> **EXERCISE AIM**: Transcribe everything in the data word for word. Pictures are left out.
# start of DATASET ENTRIES
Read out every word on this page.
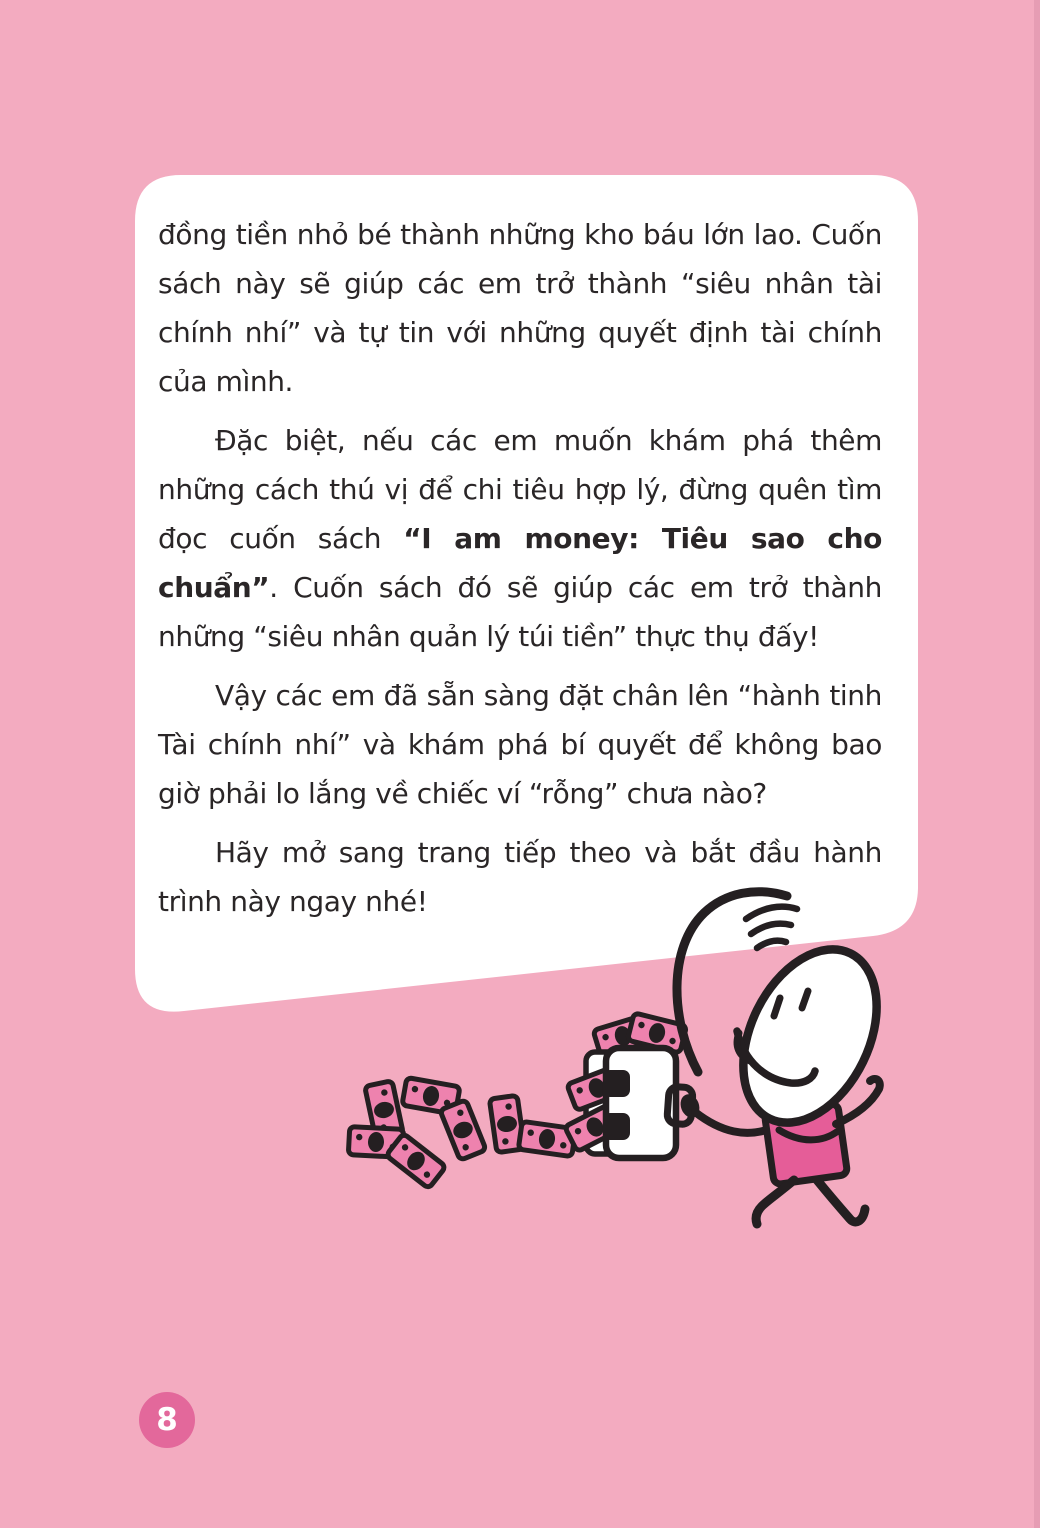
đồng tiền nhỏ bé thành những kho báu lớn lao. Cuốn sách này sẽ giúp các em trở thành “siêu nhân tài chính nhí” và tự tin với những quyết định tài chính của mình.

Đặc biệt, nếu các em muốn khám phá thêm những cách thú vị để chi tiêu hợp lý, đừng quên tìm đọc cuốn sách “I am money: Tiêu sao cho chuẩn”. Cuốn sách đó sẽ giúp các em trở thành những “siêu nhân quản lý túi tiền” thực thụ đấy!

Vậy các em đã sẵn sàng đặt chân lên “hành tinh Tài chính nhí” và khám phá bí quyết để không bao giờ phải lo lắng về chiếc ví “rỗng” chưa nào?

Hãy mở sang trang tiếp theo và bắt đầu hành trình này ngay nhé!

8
# end of DATASET ENTRIES
> **CORRECT OUTPUT**:
Read out every word on this page.
đồng tiền nhỏ bé thành những kho báu lớn lao. Cuốn sách này sẽ giúp các em trở thành “siêu nhân tài chính nhí” và tự tin với những quyết định tài chính của mình.

Đặc biệt, nếu các em muốn khám phá thêm những cách thú vị để chi tiêu hợp lý, đừng quên tìm đọc cuốn sách “I am money: Tiêu sao cho chuẩn”. Cuốn sách đó sẽ giúp các em trở thành những “siêu nhân quản lý túi tiền” thực thụ đấy!

Vậy các em đã sẵn sàng đặt chân lên “hành tinh Tài chính nhí” và khám phá bí quyết để không bao giờ phải lo lắng về chiếc ví “rỗng” chưa nào?

Hãy mở sang trang tiếp theo và bắt đầu hành trình này ngay nhé!

8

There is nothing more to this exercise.